__STATED EXERCISE__.
Every record should be repeated exactly, except that pictures are left out.

(Collected data)
-- START --

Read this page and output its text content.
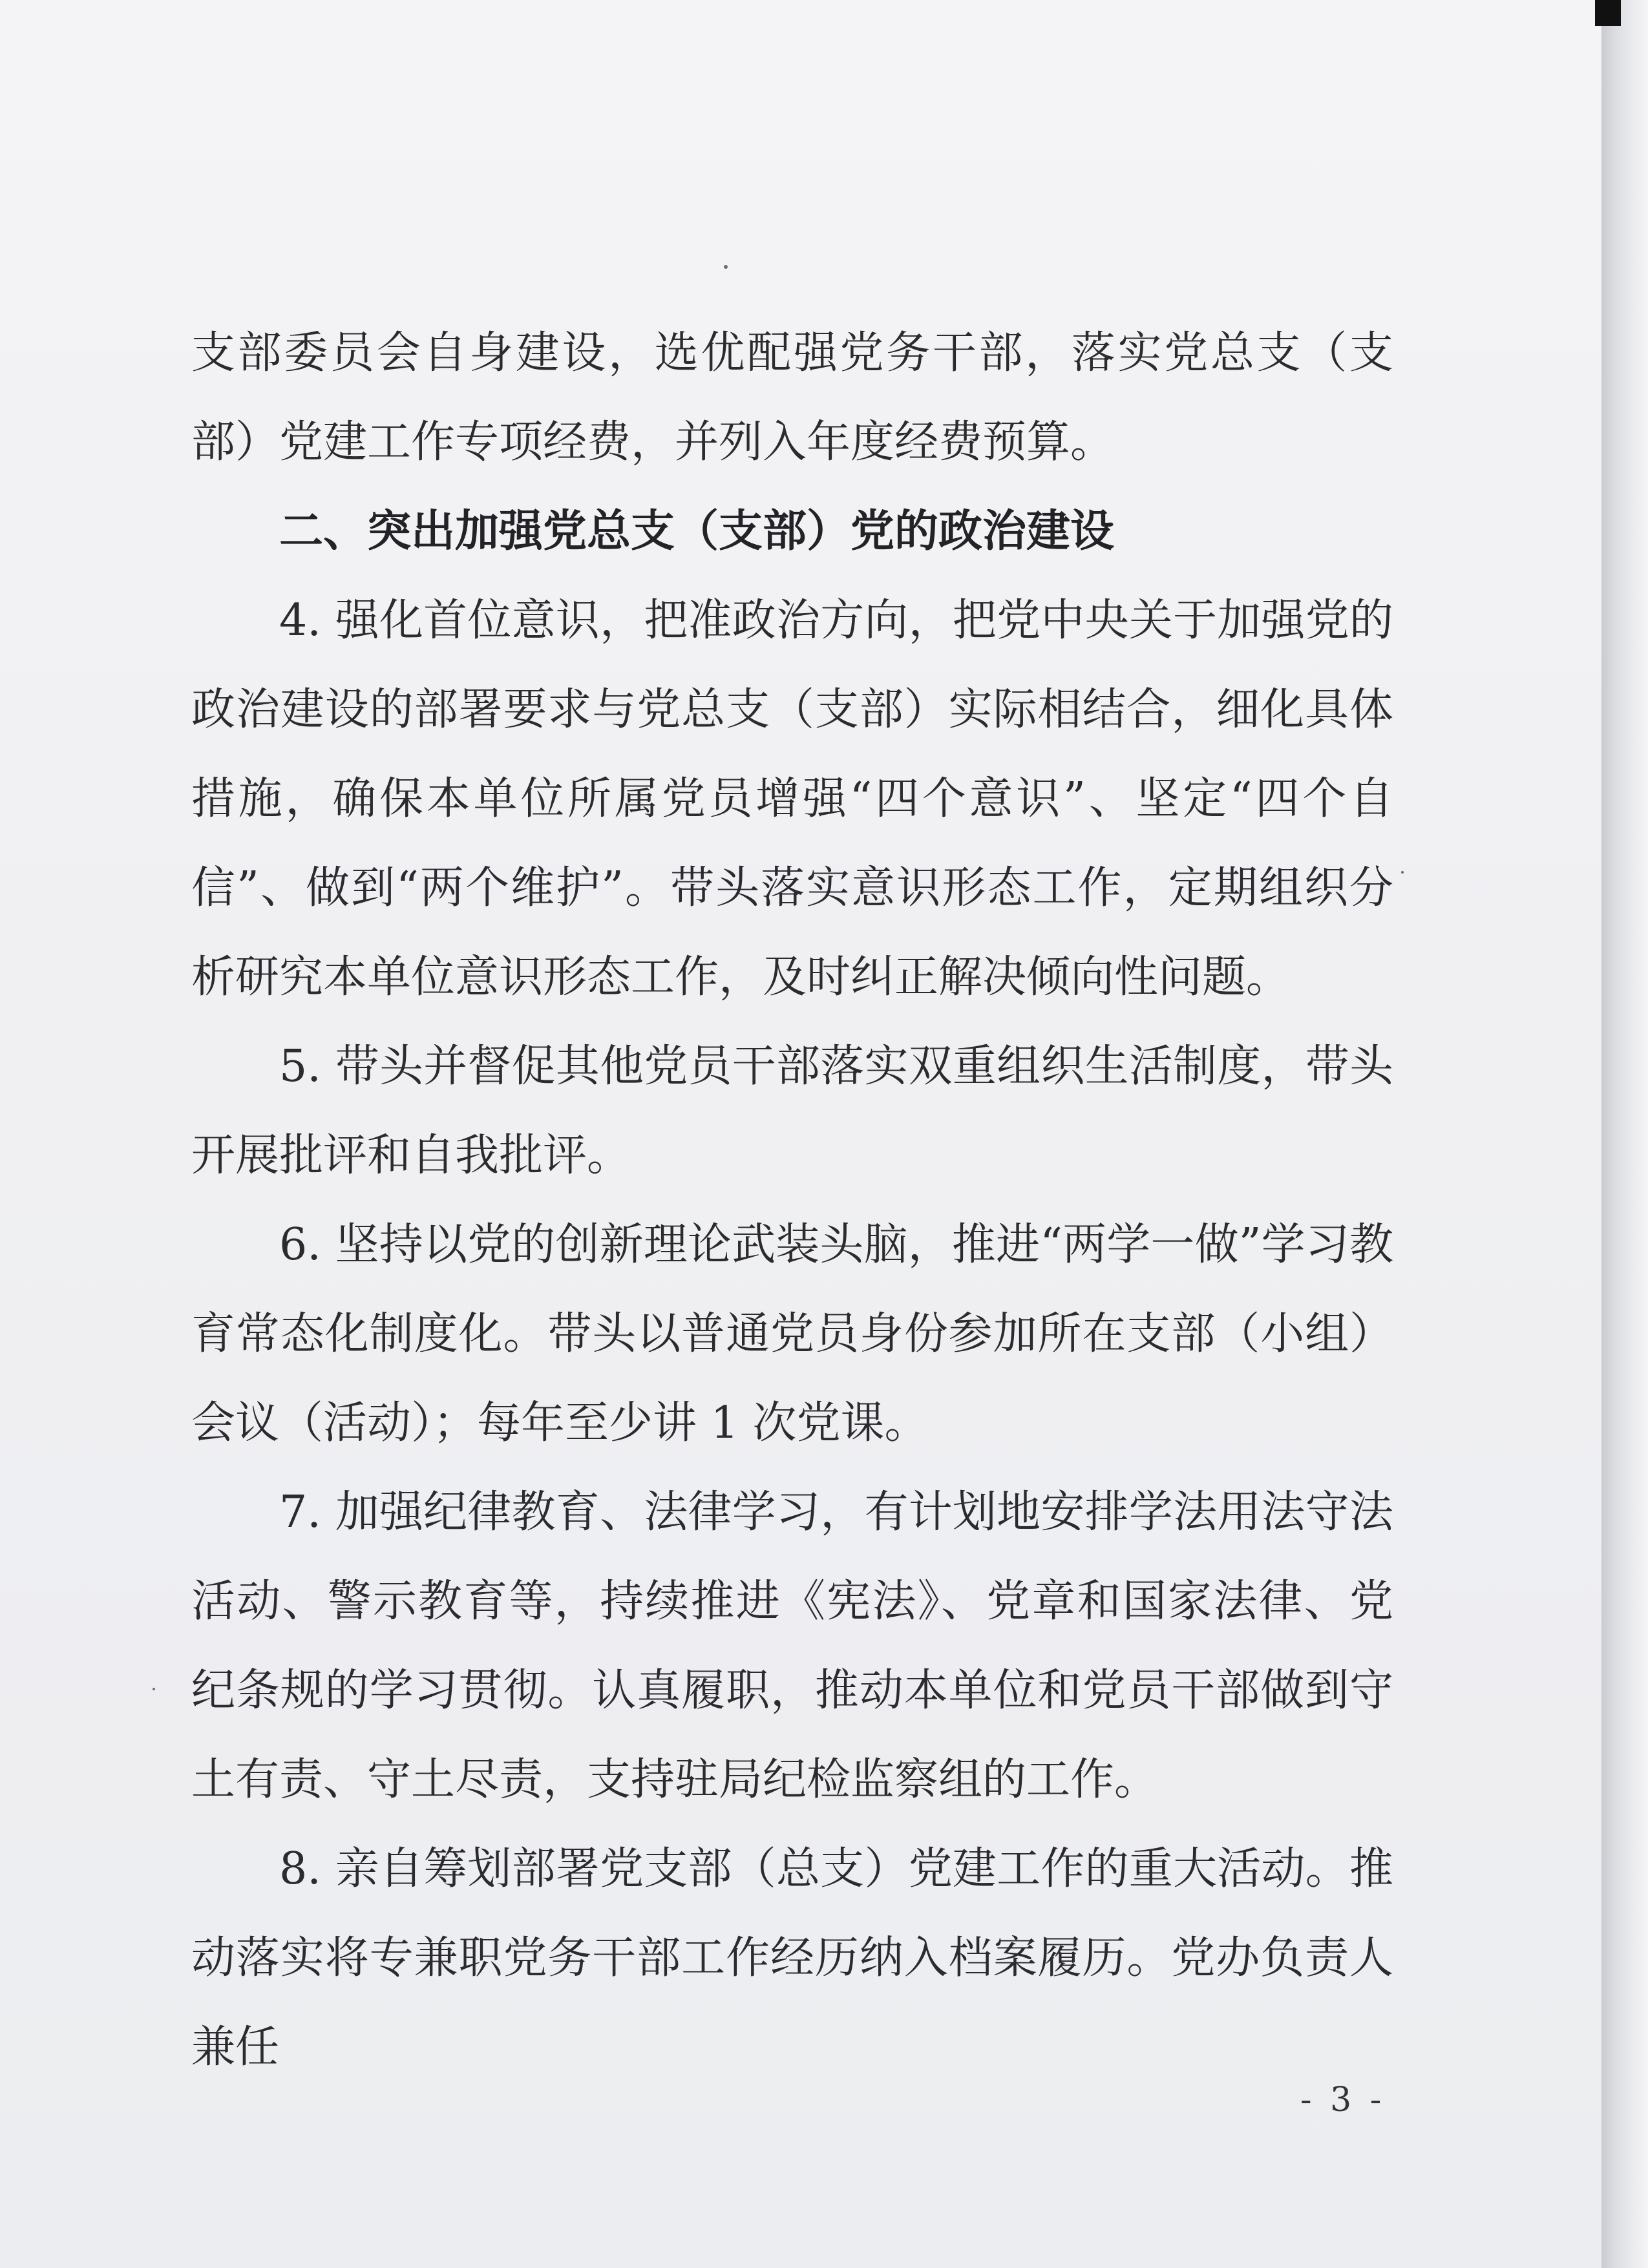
支部委员会自身建设，选优配强党务干部，落实党总支（支部）党建工作专项经费，并列入年度经费预算。

二、突出加强党总支（支部）党的政治建设

4. 强化首位意识，把准政治方向，把党中央关于加强党的政治建设的部署要求与党总支（支部）实际相结合，细化具体措施，确保本单位所属党员增强“四个意识”、坚定“四个自信”、做到“两个维护”。带头落实意识形态工作，定期组织分析研究本单位意识形态工作，及时纠正解决倾向性问题。

5. 带头并督促其他党员干部落实双重组织生活制度，带头开展批评和自我批评。

6. 坚持以党的创新理论武装头脑，推进“两学一做”学习教育常态化制度化。带头以普通党员身份参加所在支部（小组）会议（活动）；每年至少讲 1 次党课。

7. 加强纪律教育、法律学习，有计划地安排学法用法守法活动、警示教育等，持续推进《宪法》、党章和国家法律、党纪条规的学习贯彻。认真履职，推动本单位和党员干部做到守土有责、守土尽责，支持驻局纪检监察组的工作。

8. 亲自筹划部署党支部（总支）党建工作的重大活动。推动落实将专兼职党务干部工作经历纳入档案履历。党办负责人兼任

- 3 -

-- END --

__RESPONSE FOR THIS EXERCISE__.
Read this page and output its text content.
支部委员会自身建设，选优配强党务干部，落实党总支（支部）党建工作专项经费，并列入年度经费预算。

二、突出加强党总支（支部）党的政治建设

4. 强化首位意识，把准政治方向，把党中央关于加强党的政治建设的部署要求与党总支（支部）实际相结合，细化具体措施，确保本单位所属党员增强“四个意识”、坚定“四个自信”、做到“两个维护”。带头落实意识形态工作，定期组织分析研究本单位意识形态工作，及时纠正解决倾向性问题。

5. 带头并督促其他党员干部落实双重组织生活制度，带头开展批评和自我批评。

6. 坚持以党的创新理论武装头脑，推进“两学一做”学习教育常态化制度化。带头以普通党员身份参加所在支部（小组）会议（活动）；每年至少讲 1 次党课。

7. 加强纪律教育、法律学习，有计划地安排学法用法守法活动、警示教育等，持续推进《宪法》、党章和国家法律、党纪条规的学习贯彻。认真履职，推动本单位和党员干部做到守土有责、守土尽责，支持驻局纪检监察组的工作。

8. 亲自筹划部署党支部（总支）党建工作的重大活动。推动落实将专兼职党务干部工作经历纳入档案履历。党办负责人兼任

- 3 -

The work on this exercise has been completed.